— BEGIN RECORD SET —
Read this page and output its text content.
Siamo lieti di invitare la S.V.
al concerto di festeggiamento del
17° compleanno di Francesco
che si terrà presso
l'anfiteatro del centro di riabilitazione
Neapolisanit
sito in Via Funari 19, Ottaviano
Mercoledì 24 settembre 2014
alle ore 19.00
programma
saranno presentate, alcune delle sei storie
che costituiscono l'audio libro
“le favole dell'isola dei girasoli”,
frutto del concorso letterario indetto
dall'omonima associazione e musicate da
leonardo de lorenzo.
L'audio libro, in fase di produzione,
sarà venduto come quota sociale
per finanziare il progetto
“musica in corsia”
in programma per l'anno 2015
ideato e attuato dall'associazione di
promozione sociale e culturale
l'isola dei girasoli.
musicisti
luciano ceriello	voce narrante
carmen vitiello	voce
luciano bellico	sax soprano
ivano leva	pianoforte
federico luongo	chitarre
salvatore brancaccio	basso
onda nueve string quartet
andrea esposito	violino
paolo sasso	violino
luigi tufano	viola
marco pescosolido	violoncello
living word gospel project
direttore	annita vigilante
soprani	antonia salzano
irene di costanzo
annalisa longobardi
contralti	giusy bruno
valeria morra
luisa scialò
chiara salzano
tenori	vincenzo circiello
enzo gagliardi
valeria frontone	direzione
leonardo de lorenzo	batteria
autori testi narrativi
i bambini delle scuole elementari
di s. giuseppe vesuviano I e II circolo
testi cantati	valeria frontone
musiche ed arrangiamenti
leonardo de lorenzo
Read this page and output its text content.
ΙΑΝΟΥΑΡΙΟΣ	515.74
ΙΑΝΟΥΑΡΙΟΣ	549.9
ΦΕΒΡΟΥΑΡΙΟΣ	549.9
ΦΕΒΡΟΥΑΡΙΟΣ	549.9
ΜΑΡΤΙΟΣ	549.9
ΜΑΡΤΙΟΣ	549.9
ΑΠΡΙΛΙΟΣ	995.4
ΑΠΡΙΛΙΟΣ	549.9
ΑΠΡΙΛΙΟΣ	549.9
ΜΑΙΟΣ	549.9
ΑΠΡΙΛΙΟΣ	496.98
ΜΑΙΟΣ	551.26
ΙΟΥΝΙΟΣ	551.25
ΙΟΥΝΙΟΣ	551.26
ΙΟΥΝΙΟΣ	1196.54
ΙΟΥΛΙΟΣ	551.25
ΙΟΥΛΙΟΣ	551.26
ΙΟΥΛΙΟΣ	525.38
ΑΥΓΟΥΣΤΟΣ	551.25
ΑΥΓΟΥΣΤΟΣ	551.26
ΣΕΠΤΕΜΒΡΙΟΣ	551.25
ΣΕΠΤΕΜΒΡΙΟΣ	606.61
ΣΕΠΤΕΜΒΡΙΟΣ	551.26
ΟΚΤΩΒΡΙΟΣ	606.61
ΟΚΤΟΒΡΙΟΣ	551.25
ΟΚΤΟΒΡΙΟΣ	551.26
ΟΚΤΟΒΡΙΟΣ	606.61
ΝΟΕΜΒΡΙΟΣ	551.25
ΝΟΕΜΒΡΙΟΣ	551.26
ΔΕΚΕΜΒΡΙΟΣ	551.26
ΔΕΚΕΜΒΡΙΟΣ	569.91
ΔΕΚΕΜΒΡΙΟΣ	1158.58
— END RECORD SET —
- _PROBLEM DESCRIPTION_:
Go through the entries above and count the lines containing the word "ΟΚΤΟΒΡΙΟΣ"; give only that count.

- _ANSWER TO THIS PROBLEM_:
3